What you should do: Pick out each line with the word "Rate" from the material that follows.

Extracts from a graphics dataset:
======
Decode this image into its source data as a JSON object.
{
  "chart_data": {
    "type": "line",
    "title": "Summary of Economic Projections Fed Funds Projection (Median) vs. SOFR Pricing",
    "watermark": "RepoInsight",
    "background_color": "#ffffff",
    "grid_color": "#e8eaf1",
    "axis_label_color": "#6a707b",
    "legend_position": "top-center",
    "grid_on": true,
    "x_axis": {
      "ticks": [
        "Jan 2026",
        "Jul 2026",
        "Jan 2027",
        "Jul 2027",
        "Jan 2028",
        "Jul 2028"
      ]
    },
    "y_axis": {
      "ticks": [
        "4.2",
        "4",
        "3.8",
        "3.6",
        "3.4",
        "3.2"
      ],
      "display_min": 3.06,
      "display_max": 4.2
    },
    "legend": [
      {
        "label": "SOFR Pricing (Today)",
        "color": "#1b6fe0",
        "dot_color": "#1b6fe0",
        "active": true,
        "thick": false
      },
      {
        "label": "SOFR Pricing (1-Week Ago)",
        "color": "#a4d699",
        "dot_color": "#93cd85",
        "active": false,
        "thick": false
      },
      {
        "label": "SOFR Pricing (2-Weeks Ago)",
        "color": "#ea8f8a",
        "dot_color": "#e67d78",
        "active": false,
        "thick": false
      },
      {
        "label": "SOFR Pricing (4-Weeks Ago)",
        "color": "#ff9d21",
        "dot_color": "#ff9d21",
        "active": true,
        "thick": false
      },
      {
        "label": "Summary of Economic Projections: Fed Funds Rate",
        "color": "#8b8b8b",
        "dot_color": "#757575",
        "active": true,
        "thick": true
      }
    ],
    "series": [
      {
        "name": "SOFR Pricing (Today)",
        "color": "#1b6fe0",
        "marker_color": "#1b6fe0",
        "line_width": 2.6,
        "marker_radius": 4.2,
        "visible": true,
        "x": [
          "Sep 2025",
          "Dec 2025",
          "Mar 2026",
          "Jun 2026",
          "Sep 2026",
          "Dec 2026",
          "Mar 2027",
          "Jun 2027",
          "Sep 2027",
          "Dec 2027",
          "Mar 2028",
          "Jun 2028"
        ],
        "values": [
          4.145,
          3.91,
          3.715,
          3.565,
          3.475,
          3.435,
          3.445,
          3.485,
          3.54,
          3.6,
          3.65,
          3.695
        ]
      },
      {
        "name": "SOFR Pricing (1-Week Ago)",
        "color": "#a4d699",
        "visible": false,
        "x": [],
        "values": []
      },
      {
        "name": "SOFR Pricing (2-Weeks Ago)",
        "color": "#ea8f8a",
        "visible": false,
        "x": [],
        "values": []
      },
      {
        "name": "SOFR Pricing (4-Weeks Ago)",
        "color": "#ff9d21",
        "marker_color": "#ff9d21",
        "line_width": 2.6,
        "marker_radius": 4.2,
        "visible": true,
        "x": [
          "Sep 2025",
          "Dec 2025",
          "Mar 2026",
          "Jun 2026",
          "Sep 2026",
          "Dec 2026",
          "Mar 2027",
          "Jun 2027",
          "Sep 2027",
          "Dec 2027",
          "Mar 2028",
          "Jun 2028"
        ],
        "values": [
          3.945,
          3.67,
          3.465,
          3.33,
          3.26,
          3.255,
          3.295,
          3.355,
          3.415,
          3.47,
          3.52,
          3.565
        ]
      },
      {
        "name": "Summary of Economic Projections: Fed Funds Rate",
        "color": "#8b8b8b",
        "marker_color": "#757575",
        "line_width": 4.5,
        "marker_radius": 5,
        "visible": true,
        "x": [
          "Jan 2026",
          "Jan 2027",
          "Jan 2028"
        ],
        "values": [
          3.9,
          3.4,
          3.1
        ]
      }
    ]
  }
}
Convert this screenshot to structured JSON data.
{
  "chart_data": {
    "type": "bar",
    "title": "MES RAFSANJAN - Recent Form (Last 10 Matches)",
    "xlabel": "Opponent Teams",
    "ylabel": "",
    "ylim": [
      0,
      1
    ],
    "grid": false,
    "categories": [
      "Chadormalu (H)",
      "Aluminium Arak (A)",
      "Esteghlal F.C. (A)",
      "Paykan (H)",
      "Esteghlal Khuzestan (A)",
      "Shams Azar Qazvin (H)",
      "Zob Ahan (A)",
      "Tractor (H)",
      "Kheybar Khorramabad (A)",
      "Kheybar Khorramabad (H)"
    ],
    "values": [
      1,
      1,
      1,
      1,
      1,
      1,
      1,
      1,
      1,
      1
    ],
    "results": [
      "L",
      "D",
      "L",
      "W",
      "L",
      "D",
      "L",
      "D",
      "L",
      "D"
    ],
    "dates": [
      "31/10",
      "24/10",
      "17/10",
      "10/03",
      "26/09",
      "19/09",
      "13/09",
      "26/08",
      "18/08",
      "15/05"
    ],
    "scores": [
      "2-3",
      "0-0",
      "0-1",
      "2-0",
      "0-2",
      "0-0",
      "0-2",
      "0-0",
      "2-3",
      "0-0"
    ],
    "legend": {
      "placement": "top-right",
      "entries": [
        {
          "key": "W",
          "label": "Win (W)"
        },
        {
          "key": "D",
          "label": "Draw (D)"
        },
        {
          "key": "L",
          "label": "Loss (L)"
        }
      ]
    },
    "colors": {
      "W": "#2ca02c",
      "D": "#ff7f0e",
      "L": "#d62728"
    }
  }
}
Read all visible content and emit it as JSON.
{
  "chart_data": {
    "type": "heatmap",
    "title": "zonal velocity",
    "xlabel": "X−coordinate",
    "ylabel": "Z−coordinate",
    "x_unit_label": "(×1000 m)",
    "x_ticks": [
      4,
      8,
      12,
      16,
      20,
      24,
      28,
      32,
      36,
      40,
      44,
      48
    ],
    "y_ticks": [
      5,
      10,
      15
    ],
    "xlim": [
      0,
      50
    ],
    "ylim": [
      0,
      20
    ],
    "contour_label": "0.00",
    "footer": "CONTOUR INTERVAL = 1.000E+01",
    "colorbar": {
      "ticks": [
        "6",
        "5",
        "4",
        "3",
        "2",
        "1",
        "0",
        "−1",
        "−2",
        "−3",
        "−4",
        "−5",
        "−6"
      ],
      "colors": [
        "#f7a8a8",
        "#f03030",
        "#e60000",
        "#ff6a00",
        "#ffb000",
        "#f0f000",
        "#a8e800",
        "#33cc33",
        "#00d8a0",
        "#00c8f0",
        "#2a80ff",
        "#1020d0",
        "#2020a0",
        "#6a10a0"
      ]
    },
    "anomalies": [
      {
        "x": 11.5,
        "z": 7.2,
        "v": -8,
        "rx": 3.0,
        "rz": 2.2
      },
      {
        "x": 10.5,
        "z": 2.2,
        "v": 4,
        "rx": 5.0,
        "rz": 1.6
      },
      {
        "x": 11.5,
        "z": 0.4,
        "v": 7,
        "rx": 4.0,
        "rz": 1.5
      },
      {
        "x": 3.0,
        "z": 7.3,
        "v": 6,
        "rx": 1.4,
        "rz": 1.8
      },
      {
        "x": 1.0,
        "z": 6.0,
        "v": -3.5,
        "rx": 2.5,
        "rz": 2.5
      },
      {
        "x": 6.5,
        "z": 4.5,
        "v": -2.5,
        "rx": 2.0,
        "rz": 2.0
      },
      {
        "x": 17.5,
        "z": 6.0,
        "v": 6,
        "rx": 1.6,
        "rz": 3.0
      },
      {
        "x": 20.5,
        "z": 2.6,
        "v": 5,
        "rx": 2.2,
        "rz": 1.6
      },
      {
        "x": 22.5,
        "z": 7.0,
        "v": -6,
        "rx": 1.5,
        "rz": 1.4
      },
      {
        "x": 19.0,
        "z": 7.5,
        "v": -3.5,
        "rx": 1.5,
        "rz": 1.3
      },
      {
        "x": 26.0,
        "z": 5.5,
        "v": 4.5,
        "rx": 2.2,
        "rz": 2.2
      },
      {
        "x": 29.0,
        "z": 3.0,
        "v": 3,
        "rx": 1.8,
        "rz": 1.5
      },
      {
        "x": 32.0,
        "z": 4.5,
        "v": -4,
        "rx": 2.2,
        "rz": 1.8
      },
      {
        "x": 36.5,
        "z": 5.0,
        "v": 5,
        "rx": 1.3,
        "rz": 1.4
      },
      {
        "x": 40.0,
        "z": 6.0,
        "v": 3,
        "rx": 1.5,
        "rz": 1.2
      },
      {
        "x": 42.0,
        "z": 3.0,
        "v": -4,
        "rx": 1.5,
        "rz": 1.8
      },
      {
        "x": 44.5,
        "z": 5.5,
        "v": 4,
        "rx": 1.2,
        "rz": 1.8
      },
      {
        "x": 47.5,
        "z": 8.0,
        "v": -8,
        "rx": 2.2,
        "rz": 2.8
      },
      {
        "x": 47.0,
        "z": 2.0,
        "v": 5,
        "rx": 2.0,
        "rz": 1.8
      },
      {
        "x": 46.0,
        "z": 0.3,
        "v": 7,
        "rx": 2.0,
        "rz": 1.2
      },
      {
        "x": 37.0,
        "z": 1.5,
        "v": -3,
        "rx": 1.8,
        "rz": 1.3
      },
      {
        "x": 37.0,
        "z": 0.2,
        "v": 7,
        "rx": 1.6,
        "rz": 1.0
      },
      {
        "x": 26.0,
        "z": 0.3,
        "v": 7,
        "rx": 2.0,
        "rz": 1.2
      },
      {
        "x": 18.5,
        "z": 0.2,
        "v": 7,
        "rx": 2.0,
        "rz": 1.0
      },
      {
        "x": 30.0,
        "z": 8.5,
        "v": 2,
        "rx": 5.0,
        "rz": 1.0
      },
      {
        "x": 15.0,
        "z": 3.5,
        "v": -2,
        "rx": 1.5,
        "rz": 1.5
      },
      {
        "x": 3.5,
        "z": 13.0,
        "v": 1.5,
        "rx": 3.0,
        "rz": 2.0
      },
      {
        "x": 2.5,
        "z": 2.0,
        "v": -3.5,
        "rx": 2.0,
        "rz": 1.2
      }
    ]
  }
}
======
Solution for this task:
        "label": "Summary of Economic Projections: Fed Funds Rate",
        "name": "Summary of Economic Projections: Fed Funds Rate",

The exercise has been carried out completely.